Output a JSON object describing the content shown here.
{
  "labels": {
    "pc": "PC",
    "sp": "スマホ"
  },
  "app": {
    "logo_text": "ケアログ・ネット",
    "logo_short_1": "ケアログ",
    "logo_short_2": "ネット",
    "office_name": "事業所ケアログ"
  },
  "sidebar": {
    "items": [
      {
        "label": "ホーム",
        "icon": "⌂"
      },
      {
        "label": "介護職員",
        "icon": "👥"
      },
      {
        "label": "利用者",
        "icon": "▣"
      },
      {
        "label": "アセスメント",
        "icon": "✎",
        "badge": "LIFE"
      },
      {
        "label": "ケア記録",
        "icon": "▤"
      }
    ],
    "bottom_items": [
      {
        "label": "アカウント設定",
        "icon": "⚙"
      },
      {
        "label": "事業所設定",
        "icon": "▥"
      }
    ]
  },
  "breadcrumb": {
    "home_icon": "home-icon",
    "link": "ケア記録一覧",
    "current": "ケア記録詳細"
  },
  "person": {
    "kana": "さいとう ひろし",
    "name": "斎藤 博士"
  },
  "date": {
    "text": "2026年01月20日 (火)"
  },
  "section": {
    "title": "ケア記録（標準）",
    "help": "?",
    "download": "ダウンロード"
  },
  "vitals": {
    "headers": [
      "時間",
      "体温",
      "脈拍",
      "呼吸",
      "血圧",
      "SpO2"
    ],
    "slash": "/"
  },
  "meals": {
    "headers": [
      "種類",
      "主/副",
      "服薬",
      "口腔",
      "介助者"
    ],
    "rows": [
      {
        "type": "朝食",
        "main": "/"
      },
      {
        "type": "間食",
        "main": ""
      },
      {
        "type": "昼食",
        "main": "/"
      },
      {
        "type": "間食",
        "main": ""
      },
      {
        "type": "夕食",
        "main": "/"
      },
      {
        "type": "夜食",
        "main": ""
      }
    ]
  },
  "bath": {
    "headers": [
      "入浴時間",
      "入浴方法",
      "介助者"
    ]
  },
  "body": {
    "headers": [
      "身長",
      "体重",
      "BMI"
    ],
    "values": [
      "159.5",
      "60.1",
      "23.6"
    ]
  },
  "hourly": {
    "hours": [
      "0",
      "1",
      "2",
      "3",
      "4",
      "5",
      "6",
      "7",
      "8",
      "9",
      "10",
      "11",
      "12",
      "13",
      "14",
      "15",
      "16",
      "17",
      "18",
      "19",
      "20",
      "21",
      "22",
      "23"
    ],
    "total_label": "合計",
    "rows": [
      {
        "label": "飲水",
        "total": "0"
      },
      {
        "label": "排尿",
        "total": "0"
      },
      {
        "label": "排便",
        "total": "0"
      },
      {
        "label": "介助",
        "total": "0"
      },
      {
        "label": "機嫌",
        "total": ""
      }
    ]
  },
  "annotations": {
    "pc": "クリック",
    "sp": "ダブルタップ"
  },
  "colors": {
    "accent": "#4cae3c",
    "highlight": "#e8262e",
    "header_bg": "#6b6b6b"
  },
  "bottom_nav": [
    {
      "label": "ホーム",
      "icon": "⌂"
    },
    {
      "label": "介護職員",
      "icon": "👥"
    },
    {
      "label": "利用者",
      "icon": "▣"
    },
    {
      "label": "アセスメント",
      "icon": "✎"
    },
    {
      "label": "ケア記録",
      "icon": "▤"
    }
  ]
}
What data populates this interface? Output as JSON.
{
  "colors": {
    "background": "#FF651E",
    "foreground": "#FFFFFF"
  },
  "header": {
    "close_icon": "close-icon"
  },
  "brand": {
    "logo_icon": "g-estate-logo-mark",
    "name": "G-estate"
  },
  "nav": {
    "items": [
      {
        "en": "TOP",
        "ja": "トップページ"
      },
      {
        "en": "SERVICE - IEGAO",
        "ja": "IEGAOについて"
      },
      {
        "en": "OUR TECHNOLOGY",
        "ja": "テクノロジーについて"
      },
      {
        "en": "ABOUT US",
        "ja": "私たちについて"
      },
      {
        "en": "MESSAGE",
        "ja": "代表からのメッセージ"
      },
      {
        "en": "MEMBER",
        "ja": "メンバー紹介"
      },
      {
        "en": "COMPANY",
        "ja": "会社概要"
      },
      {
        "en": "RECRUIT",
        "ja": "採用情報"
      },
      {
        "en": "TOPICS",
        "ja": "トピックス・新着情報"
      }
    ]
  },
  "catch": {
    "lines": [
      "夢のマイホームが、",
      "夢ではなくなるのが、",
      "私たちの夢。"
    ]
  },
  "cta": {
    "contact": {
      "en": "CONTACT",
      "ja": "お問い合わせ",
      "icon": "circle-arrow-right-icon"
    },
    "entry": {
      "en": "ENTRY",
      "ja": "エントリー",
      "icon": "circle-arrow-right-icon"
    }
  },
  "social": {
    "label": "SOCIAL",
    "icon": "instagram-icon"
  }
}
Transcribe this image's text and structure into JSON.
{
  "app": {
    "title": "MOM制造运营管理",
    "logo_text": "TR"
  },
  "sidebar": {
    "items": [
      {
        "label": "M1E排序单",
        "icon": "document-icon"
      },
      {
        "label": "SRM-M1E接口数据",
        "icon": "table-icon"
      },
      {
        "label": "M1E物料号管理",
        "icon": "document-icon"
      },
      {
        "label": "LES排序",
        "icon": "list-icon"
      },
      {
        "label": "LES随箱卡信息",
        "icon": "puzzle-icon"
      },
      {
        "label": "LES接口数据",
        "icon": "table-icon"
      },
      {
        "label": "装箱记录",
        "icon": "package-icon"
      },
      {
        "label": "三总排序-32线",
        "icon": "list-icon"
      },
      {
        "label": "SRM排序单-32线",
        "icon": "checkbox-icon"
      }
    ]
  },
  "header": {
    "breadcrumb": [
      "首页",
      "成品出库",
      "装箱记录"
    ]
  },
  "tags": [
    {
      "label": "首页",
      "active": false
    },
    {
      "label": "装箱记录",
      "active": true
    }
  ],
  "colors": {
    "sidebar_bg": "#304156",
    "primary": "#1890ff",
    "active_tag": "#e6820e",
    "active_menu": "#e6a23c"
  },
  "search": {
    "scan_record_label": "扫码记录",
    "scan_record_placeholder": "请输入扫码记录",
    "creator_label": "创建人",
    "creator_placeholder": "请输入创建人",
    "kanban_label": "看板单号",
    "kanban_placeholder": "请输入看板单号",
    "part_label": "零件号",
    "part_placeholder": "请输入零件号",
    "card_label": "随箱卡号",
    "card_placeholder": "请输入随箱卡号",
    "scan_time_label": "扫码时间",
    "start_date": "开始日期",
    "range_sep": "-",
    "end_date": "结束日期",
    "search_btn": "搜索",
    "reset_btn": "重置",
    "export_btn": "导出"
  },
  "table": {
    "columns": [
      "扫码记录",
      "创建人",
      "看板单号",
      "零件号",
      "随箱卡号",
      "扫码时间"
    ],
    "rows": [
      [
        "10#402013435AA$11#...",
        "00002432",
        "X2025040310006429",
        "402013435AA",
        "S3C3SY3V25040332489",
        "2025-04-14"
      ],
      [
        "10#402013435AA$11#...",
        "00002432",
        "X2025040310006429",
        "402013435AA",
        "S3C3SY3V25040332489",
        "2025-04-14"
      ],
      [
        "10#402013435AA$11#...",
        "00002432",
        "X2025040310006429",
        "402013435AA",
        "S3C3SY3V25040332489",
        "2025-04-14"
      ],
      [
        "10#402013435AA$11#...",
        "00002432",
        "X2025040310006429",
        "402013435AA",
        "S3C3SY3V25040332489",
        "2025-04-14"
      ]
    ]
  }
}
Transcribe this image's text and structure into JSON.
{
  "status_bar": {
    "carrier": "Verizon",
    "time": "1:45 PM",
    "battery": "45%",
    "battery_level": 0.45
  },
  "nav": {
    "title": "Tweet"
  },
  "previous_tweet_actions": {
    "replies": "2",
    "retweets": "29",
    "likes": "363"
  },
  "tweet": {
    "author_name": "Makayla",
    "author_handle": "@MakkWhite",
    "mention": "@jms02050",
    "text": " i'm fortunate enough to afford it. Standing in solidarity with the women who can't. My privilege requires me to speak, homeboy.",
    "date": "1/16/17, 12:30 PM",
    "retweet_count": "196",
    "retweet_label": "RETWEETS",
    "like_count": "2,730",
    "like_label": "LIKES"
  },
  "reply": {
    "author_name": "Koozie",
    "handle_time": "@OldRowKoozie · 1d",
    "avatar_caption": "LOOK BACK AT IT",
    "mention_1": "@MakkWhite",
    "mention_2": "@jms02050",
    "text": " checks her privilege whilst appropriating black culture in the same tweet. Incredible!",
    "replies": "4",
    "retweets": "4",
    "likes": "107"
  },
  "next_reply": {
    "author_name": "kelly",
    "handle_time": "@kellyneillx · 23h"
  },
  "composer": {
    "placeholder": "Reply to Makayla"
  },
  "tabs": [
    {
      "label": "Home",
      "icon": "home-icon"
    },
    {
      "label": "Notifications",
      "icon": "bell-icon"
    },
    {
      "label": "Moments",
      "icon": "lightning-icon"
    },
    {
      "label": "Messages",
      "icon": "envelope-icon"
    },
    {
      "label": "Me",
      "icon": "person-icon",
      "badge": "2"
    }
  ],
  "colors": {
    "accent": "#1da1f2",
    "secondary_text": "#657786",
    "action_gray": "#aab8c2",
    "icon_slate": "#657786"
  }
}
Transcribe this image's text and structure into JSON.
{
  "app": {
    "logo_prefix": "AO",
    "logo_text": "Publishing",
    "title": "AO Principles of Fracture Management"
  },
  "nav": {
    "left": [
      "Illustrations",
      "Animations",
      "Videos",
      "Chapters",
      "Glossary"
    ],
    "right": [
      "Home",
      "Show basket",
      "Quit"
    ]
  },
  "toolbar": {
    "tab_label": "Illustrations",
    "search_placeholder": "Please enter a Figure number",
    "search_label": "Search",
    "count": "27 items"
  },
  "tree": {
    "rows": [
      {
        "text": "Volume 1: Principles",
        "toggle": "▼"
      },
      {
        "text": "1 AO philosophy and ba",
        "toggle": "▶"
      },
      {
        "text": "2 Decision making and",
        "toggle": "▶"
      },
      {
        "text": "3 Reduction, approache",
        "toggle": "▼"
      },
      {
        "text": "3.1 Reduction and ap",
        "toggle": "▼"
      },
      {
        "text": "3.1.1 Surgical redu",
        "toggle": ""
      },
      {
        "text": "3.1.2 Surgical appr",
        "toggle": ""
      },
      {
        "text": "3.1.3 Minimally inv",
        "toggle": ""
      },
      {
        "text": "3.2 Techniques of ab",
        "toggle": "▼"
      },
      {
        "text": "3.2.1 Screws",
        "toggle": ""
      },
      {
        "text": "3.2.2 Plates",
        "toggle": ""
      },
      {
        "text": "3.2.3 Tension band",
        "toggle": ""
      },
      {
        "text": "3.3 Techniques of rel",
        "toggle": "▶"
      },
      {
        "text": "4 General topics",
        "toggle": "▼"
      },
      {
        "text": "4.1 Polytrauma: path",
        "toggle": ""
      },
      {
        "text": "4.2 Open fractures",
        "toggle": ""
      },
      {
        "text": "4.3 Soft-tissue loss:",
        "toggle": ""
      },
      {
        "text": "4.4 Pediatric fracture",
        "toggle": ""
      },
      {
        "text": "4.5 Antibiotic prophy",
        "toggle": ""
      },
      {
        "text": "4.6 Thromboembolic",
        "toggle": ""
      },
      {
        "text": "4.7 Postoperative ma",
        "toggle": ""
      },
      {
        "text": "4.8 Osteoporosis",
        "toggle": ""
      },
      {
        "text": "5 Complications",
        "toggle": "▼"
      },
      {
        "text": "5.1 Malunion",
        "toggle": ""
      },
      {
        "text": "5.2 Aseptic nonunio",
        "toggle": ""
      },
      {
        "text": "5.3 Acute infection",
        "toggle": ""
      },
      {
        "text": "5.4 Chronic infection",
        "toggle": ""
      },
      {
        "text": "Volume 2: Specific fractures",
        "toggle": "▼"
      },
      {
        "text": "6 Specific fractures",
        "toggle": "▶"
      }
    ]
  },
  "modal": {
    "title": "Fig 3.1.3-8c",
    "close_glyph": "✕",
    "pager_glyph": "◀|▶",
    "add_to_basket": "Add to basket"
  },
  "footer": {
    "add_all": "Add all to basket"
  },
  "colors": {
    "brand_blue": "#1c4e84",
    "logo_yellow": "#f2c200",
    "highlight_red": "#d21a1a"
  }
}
——————
* _Stated problem_
Give only the count of lines in which the string "Output" appears.

* _Solution to this task_
2